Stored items
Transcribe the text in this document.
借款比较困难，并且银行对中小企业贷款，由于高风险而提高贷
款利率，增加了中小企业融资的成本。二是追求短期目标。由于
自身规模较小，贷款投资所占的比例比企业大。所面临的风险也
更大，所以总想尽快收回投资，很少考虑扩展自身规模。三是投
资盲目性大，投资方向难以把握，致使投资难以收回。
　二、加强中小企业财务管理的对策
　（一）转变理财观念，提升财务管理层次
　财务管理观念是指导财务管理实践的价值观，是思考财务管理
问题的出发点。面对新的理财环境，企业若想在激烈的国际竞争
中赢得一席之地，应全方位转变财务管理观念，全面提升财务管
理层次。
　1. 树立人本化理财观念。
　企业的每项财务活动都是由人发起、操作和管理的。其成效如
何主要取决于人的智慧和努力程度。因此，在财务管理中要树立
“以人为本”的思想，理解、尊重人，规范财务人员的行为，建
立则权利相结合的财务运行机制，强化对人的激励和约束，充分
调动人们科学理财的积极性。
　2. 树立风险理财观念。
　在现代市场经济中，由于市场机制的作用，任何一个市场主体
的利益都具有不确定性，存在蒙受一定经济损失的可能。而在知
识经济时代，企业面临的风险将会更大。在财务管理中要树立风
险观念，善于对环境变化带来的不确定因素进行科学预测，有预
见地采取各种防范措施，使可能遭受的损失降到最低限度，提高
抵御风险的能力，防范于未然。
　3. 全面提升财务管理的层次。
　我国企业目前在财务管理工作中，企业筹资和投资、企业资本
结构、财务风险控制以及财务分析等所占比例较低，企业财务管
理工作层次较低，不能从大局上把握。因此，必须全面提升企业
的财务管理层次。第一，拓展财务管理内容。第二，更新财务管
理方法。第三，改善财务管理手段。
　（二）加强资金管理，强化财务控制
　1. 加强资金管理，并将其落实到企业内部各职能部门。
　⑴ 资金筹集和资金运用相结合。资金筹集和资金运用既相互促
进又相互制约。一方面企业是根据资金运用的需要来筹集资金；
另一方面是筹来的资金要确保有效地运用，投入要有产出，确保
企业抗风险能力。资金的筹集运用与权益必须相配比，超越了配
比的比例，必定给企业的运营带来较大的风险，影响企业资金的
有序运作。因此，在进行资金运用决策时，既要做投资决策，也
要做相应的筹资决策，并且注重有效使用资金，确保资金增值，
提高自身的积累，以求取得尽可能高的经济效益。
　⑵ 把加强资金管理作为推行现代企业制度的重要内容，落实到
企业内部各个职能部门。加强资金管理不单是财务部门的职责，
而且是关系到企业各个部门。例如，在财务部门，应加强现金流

Task brief:
Restate each record word for word.

Result of this task:
Transcribe the text in this document.
借款比较困难，并且银行对中小企业贷款，由于高风险而提高贷
款利率，增加了中小企业融资的成本。二是追求短期目标。由于
自身规模较小，贷款投资所占的比例比企业大。所面临的风险也
更大，所以总想尽快收回投资，很少考虑扩展自身规模。三是投
资盲目性大，投资方向难以把握，致使投资难以收回。
　二、加强中小企业财务管理的对策
　（一）转变理财观念，提升财务管理层次
　财务管理观念是指导财务管理实践的价值观，是思考财务管理
问题的出发点。面对新的理财环境，企业若想在激烈的国际竞争
中赢得一席之地，应全方位转变财务管理观念，全面提升财务管
理层次。
　1. 树立人本化理财观念。
　企业的每项财务活动都是由人发起、操作和管理的。其成效如
何主要取决于人的智慧和努力程度。因此，在财务管理中要树立
“以人为本”的思想，理解、尊重人，规范财务人员的行为，建
立则权利相结合的财务运行机制，强化对人的激励和约束，充分
调动人们科学理财的积极性。
　2. 树立风险理财观念。
　在现代市场经济中，由于市场机制的作用，任何一个市场主体
的利益都具有不确定性，存在蒙受一定经济损失的可能。而在知
识经济时代，企业面临的风险将会更大。在财务管理中要树立风
险观念，善于对环境变化带来的不确定因素进行科学预测，有预
见地采取各种防范措施，使可能遭受的损失降到最低限度，提高
抵御风险的能力，防范于未然。
　3. 全面提升财务管理的层次。
　我国企业目前在财务管理工作中，企业筹资和投资、企业资本
结构、财务风险控制以及财务分析等所占比例较低，企业财务管
理工作层次较低，不能从大局上把握。因此，必须全面提升企业
的财务管理层次。第一，拓展财务管理内容。第二，更新财务管
理方法。第三，改善财务管理手段。
　（二）加强资金管理，强化财务控制
　1. 加强资金管理，并将其落实到企业内部各职能部门。
　⑴ 资金筹集和资金运用相结合。资金筹集和资金运用既相互促
进又相互制约。一方面企业是根据资金运用的需要来筹集资金；
另一方面是筹来的资金要确保有效地运用，投入要有产出，确保
企业抗风险能力。资金的筹集运用与权益必须相配比，超越了配
比的比例，必定给企业的运营带来较大的风险，影响企业资金的
有序运作。因此，在进行资金运用决策时，既要做投资决策，也
要做相应的筹资决策，并且注重有效使用资金，确保资金增值，
提高自身的积累，以求取得尽可能高的经济效益。
　⑵ 把加强资金管理作为推行现代企业制度的重要内容，落实到
企业内部各个职能部门。加强资金管理不单是财务部门的职责，
而且是关系到企业各个部门。例如，在财务部门，应加强现金流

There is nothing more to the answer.